** BEGIN **

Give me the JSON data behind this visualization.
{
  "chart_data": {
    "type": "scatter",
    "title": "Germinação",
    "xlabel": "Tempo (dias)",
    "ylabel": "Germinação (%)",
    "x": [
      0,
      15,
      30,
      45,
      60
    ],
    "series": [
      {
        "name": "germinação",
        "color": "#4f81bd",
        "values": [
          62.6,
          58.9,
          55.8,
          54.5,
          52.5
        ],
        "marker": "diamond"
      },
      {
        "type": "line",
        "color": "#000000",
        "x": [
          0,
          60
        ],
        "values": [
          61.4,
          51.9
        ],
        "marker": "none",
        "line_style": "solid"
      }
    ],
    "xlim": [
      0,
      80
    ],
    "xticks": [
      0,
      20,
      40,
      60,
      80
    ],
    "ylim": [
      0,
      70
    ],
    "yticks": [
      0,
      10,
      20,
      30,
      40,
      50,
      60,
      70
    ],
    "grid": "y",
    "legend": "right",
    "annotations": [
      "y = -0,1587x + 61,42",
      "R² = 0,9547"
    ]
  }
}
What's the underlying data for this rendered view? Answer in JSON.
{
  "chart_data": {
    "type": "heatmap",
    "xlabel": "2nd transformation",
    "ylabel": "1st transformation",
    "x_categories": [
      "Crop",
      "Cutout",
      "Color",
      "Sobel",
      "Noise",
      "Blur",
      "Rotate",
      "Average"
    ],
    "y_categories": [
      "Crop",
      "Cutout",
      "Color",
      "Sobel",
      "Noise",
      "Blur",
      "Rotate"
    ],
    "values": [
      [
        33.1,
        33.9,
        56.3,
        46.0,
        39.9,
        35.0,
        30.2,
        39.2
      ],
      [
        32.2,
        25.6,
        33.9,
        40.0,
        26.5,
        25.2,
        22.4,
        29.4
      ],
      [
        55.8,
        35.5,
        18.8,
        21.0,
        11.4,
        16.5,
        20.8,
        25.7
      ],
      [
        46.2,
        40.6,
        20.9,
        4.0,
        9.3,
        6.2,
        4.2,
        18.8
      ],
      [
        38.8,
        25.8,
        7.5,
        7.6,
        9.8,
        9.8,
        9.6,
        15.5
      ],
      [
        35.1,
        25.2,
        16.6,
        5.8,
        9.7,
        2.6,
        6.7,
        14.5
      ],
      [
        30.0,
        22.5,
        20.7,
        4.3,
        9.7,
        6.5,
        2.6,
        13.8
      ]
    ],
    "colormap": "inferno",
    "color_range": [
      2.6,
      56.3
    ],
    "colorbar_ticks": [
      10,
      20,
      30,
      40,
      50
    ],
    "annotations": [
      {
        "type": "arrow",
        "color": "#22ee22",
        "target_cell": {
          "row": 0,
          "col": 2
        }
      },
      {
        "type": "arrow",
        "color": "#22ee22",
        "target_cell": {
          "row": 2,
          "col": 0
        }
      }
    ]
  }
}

** END **

### REQUEST
Write the entire listing out again, word for word.

### EXERCISE SOLUTION
Give me the JSON data behind this visualization.
{
  "chart_data": {
    "type": "scatter",
    "title": "Germinação",
    "xlabel": "Tempo (dias)",
    "ylabel": "Germinação (%)",
    "x": [
      0,
      15,
      30,
      45,
      60
    ],
    "series": [
      {
        "name": "germinação",
        "color": "#4f81bd",
        "values": [
          62.6,
          58.9,
          55.8,
          54.5,
          52.5
        ],
        "marker": "diamond"
      },
      {
        "type": "line",
        "color": "#000000",
        "x": [
          0,
          60
        ],
        "values": [
          61.4,
          51.9
        ],
        "marker": "none",
        "line_style": "solid"
      }
    ],
    "xlim": [
      0,
      80
    ],
    "xticks": [
      0,
      20,
      40,
      60,
      80
    ],
    "ylim": [
      0,
      70
    ],
    "yticks": [
      0,
      10,
      20,
      30,
      40,
      50,
      60,
      70
    ],
    "grid": "y",
    "legend": "right",
    "annotations": [
      "y = -0,1587x + 61,42",
      "R² = 0,9547"
    ]
  }
}
What's the underlying data for this rendered view? Answer in JSON.
{
  "chart_data": {
    "type": "heatmap",
    "xlabel": "2nd transformation",
    "ylabel": "1st transformation",
    "x_categories": [
      "Crop",
      "Cutout",
      "Color",
      "Sobel",
      "Noise",
      "Blur",
      "Rotate",
      "Average"
    ],
    "y_categories": [
      "Crop",
      "Cutout",
      "Color",
      "Sobel",
      "Noise",
      "Blur",
      "Rotate"
    ],
    "values": [
      [
        33.1,
        33.9,
        56.3,
        46.0,
        39.9,
        35.0,
        30.2,
        39.2
      ],
      [
        32.2,
        25.6,
        33.9,
        40.0,
        26.5,
        25.2,
        22.4,
        29.4
      ],
      [
        55.8,
        35.5,
        18.8,
        21.0,
        11.4,
        16.5,
        20.8,
        25.7
      ],
      [
        46.2,
        40.6,
        20.9,
        4.0,
        9.3,
        6.2,
        4.2,
        18.8
      ],
      [
        38.8,
        25.8,
        7.5,
        7.6,
        9.8,
        9.8,
        9.6,
        15.5
      ],
      [
        35.1,
        25.2,
        16.6,
        5.8,
        9.7,
        2.6,
        6.7,
        14.5
      ],
      [
        30.0,
        22.5,
        20.7,
        4.3,
        9.7,
        6.5,
        2.6,
        13.8
      ]
    ],
    "colormap": "inferno",
    "color_range": [
      2.6,
      56.3
    ],
    "colorbar_ticks": [
      10,
      20,
      30,
      40,
      50
    ],
    "annotations": [
      {
        "type": "arrow",
        "color": "#22ee22",
        "target_cell": {
          "row": 0,
          "col": 2
        }
      },
      {
        "type": "arrow",
        "color": "#22ee22",
        "target_cell": {
          "row": 2,
          "col": 0
        }
      }
    ]
  }
}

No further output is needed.